### Data to process

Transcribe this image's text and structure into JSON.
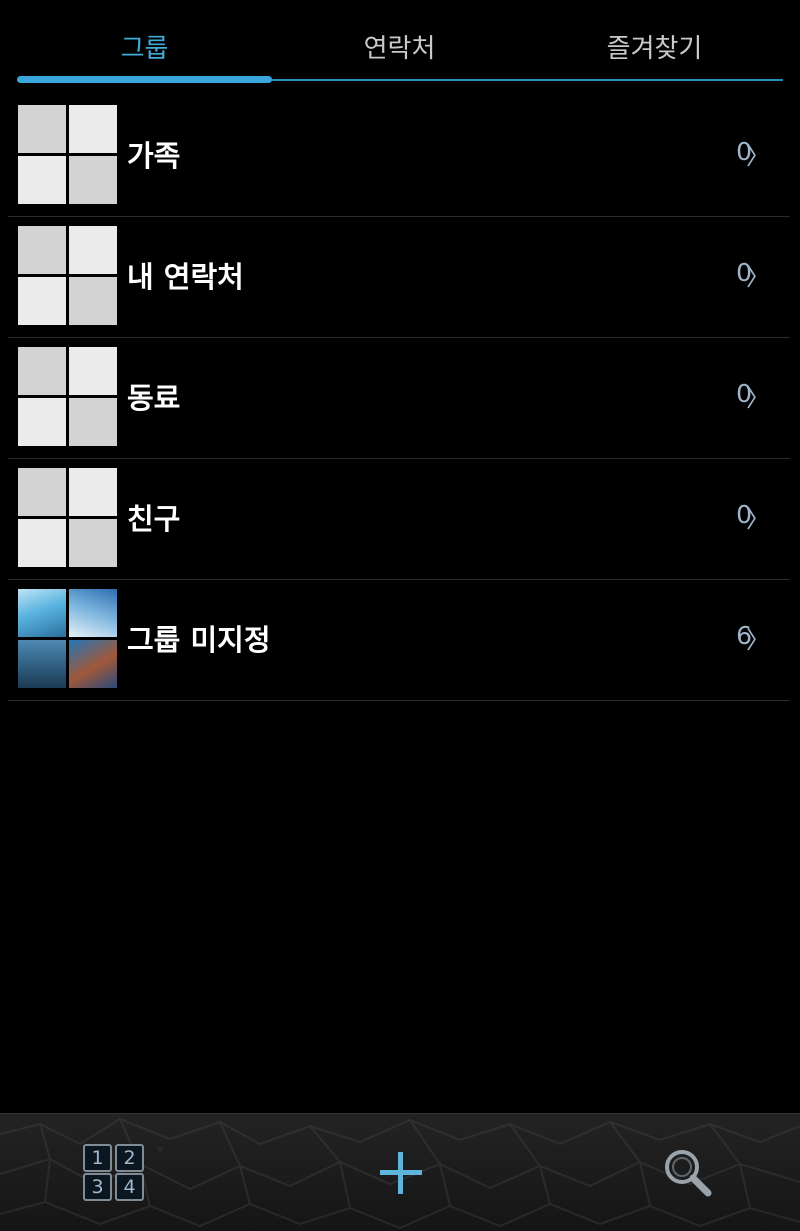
{
  "tabs": [
    {
      "label": "그룹",
      "active": true
    },
    {
      "label": "연락처",
      "active": false
    },
    {
      "label": "즐겨찾기",
      "active": false
    }
  ],
  "groups": [
    {
      "name": "가족",
      "count": "0",
      "thumb": "placeholder"
    },
    {
      "name": "내 연락처",
      "count": "0",
      "thumb": "placeholder"
    },
    {
      "name": "동료",
      "count": "0",
      "thumb": "placeholder"
    },
    {
      "name": "친구",
      "count": "0",
      "thumb": "placeholder"
    },
    {
      "name": "그룹 미지정",
      "count": "6",
      "thumb": "photos"
    }
  ],
  "chevron": "〉",
  "bottom_bar": {
    "dialpad_keys": [
      "1",
      "2",
      "3",
      "4"
    ],
    "add_icon": "plus-icon",
    "search_icon": "search-icon"
  },
  "colors": {
    "accent": "#3aa7dc",
    "background": "#000000",
    "count_text": "#9fb3c9"
  }
}
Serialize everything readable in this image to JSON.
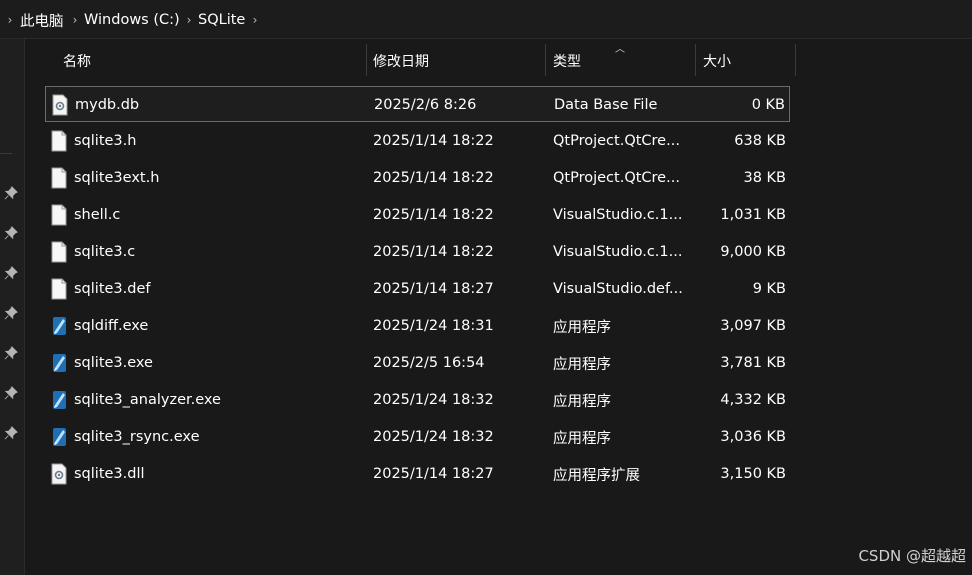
{
  "breadcrumb": {
    "items": [
      "此电脑",
      "Windows (C:)",
      "SQLite"
    ]
  },
  "columns": {
    "name": "名称",
    "date": "修改日期",
    "type": "类型",
    "size": "大小"
  },
  "files": [
    {
      "name": "mydb.db",
      "date": "2025/2/6 8:26",
      "type": "Data Base File",
      "size": "0 KB",
      "icon": "settings-file-icon"
    },
    {
      "name": "sqlite3.h",
      "date": "2025/1/14 18:22",
      "type": "QtProject.QtCre...",
      "size": "638 KB",
      "icon": "document-icon"
    },
    {
      "name": "sqlite3ext.h",
      "date": "2025/1/14 18:22",
      "type": "QtProject.QtCre...",
      "size": "38 KB",
      "icon": "document-icon"
    },
    {
      "name": "shell.c",
      "date": "2025/1/14 18:22",
      "type": "VisualStudio.c.1...",
      "size": "1,031 KB",
      "icon": "document-icon"
    },
    {
      "name": "sqlite3.c",
      "date": "2025/1/14 18:22",
      "type": "VisualStudio.c.1...",
      "size": "9,000 KB",
      "icon": "document-icon"
    },
    {
      "name": "sqlite3.def",
      "date": "2025/1/14 18:27",
      "type": "VisualStudio.def...",
      "size": "9 KB",
      "icon": "document-icon"
    },
    {
      "name": "sqldiff.exe",
      "date": "2025/1/24 18:31",
      "type": "应用程序",
      "size": "3,097 KB",
      "icon": "sqlite-exe-icon"
    },
    {
      "name": "sqlite3.exe",
      "date": "2025/2/5 16:54",
      "type": "应用程序",
      "size": "3,781 KB",
      "icon": "sqlite-exe-icon"
    },
    {
      "name": "sqlite3_analyzer.exe",
      "date": "2025/1/24 18:32",
      "type": "应用程序",
      "size": "4,332 KB",
      "icon": "sqlite-exe-icon"
    },
    {
      "name": "sqlite3_rsync.exe",
      "date": "2025/1/24 18:32",
      "type": "应用程序",
      "size": "3,036 KB",
      "icon": "sqlite-exe-icon"
    },
    {
      "name": "sqlite3.dll",
      "date": "2025/1/14 18:27",
      "type": "应用程序扩展",
      "size": "3,150 KB",
      "icon": "settings-file-icon"
    }
  ],
  "watermark": "CSDN @超越超"
}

### What you need to do
Print out the material word for word, omitting the pictures.

### Result
Transcribe this image's text and structure into JSON.
{
  "tabs": [
    {
      "label": "그룹",
      "active": true
    },
    {
      "label": "연락처",
      "active": false
    },
    {
      "label": "즐겨찾기",
      "active": false
    }
  ],
  "groups": [
    {
      "name": "가족",
      "count": "0",
      "thumb": "placeholder"
    },
    {
      "name": "내 연락처",
      "count": "0",
      "thumb": "placeholder"
    },
    {
      "name": "동료",
      "count": "0",
      "thumb": "placeholder"
    },
    {
      "name": "친구",
      "count": "0",
      "thumb": "placeholder"
    },
    {
      "name": "그룹 미지정",
      "count": "6",
      "thumb": "photos"
    }
  ],
  "chevron": "〉",
  "bottom_bar": {
    "dialpad_keys": [
      "1",
      "2",
      "3",
      "4"
    ],
    "add_icon": "plus-icon",
    "search_icon": "search-icon"
  },
  "colors": {
    "accent": "#3aa7dc",
    "background": "#000000",
    "count_text": "#9fb3c9"
  }
}
Serialize everything readable in this image to JSON.
{
  "breadcrumb": {
    "items": [
      "此电脑",
      "Windows (C:)",
      "SQLite"
    ]
  },
  "columns": {
    "name": "名称",
    "date": "修改日期",
    "type": "类型",
    "size": "大小"
  },
  "files": [
    {
      "name": "mydb.db",
      "date": "2025/2/6 8:26",
      "type": "Data Base File",
      "size": "0 KB",
      "icon": "settings-file-icon"
    },
    {
      "name": "sqlite3.h",
      "date": "2025/1/14 18:22",
      "type": "QtProject.QtCre...",
      "size": "638 KB",
      "icon": "document-icon"
    },
    {
      "name": "sqlite3ext.h",
      "date": "2025/1/14 18:22",
      "type": "QtProject.QtCre...",
      "size": "38 KB",
      "icon": "document-icon"
    },
    {
      "name": "shell.c",
      "date": "2025/1/14 18:22",
      "type": "VisualStudio.c.1...",
      "size": "1,031 KB",
      "icon": "document-icon"
    },
    {
      "name": "sqlite3.c",
      "date": "2025/1/14 18:22",
      "type": "VisualStudio.c.1...",
      "size": "9,000 KB",
      "icon": "document-icon"
    },
    {
      "name": "sqlite3.def",
      "date": "2025/1/14 18:27",
      "type": "VisualStudio.def...",
      "size": "9 KB",
      "icon": "document-icon"
    },
    {
      "name": "sqldiff.exe",
      "date": "2025/1/24 18:31",
      "type": "应用程序",
      "size": "3,097 KB",
      "icon": "sqlite-exe-icon"
    },
    {
      "name": "sqlite3.exe",
      "date": "2025/2/5 16:54",
      "type": "应用程序",
      "size": "3,781 KB",
      "icon": "sqlite-exe-icon"
    },
    {
      "name": "sqlite3_analyzer.exe",
      "date": "2025/1/24 18:32",
      "type": "应用程序",
      "size": "4,332 KB",
      "icon": "sqlite-exe-icon"
    },
    {
      "name": "sqlite3_rsync.exe",
      "date": "2025/1/24 18:32",
      "type": "应用程序",
      "size": "3,036 KB",
      "icon": "sqlite-exe-icon"
    },
    {
      "name": "sqlite3.dll",
      "date": "2025/1/14 18:27",
      "type": "应用程序扩展",
      "size": "3,150 KB",
      "icon": "settings-file-icon"
    }
  ],
  "watermark": "CSDN @超越超"
}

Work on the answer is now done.